● EXTRACTED TEXT
--- begin ---

For the purpose of computing the net profit (loss) per
unit, the net profit (loss) for the period is allocated 99%
to the limited partners and 1% to the General Partner.
3. Additional Information
Additional information, including the audited year end
1995 Financial Statements and the Summary of Significant
Accounting Policies, is included in the Partnership's Annual
Report on Form 10-K for the year ended December 31, 1995 on
file with the Securities and Exchange Commission.
<PAGE>
Management's Discussion and Analysis of Financial Condition
and Results of Operations
a. Financial Condition
The Partnership has fully satisfied its commitment to
contribute funds to (i) the Tri-Star Joint Venture and to
Columbia for the production of, and acquisition of SF
Interests in, films and (ii) the Tri-Star Joint Venture for
PF Interests in films. As of March 31, 1996, the
Partnership held cash of approximately $78,000 and short-
term investments of approximately $696,000.
The Partnership commenced cash distributions to its
partners in December 1987. Distributions through March 31,
1996 to the limited partners have aggregated $2,965 per unit
(59.3% of the limited partners' original investment in the
Partnership). The Partnership anticipates making its next
cash distribution to its partners in December 1996.
Since the Partnership's obligations to make
contributions to the Tri-Star Joint Venture for the
production of, and acquisition of interests in, films have
been satisfied, all revenues received by the Partnership are
being used to pay operating expenses of the Partnership and
to make cash distributions to partners.
b. Results of Operations
The Partnership's operating results are primarily
dependent upon the operating results of the Tri-Star Joint
Venture's films and films owned directly by the Partnership
and are significantly impacted by the Tri-Star Joint
Venture's and Columbia's policies.
The performance of each film, where net proceeds
determines the amount of revenue recognized, is based upon
the amount expended for production and other costs
associated with a film and the gross receipts generated by a
film. The amount and timing of gross receipts generated by
each film is dependent upon the degree of acceptance by the
consumer public and the particular ancillary market in which
the film is then being exhibited.
Amounts contributed toward each film are compared
periodically to the expected total revenue to be generated
for that film, and write-downs may occur to the extent the
amounts invested exceed the expected total revenue for that
film.

--- end ---

● THINGS TO DO
1 - Condense the paragraph of the filing excerpt that begins "The Partnership commenced cash distributions" into a short bulleted list that keeps its main facts.
2 - Quote the filing excerpt word for word between "For the purpose" and "the General Partner.", inclusive.
The entries have no connection to the filing excerpt.

● RAW DATA
--- begin ---

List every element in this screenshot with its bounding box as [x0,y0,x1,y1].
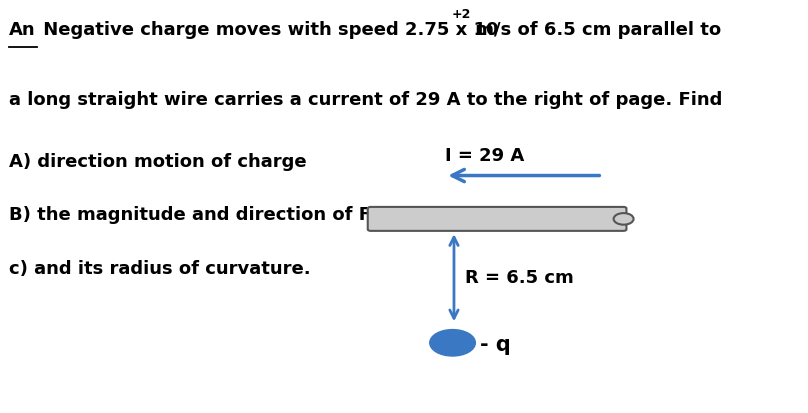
Text: - q: - q [480,335,511,355]
Text: a long straight wire carries a current of 29 A to the right of page. Find: a long straight wire carries a current o… [9,91,722,109]
Text: +2: +2 [451,8,470,21]
Circle shape [613,213,633,225]
Text: An: An [9,21,36,39]
Text: I = 29 A: I = 29 A [445,147,524,165]
Text: R = 6.5 cm: R = 6.5 cm [465,269,574,287]
Text: Negative charge moves with speed 2.75 x 10: Negative charge moves with speed 2.75 x … [37,21,499,39]
FancyBboxPatch shape [368,207,626,231]
Text: A) direction motion of charge: A) direction motion of charge [9,153,307,171]
Circle shape [430,330,475,356]
Text: m/s of 6.5 cm parallel to: m/s of 6.5 cm parallel to [469,21,721,39]
Text: B) the magnitude and direction of Force: B) the magnitude and direction of Force [9,206,415,225]
Text: c) and its radius of curvature.: c) and its radius of curvature. [9,260,311,278]
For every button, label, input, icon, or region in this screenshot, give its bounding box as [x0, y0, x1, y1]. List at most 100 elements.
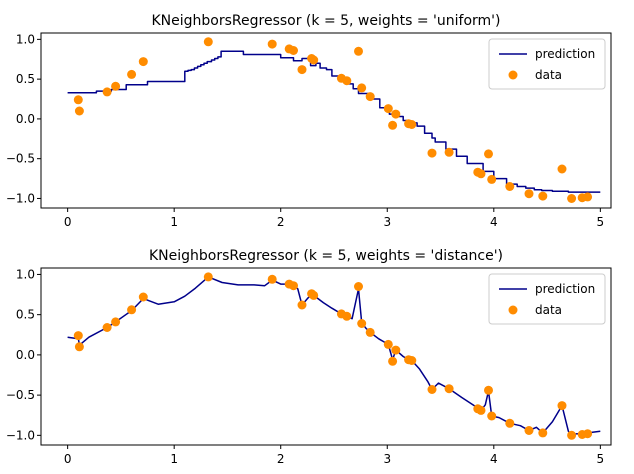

--- end ---

● ANSWERS TO THE EXERCISES
1 -
- Cash distributions to partners began in December 1987.
- Through March 31, 1996, distributions to limited partners totaled $2,965 per unit, which is 59.3% of their original investment.
- The next cash distribution is expected in December 1996.

2 -
For the purpose of computing the net profit (loss) per
unit, the net profit (loss) for the period is allocated 99%
to the limited partners and 1% to the General Partner.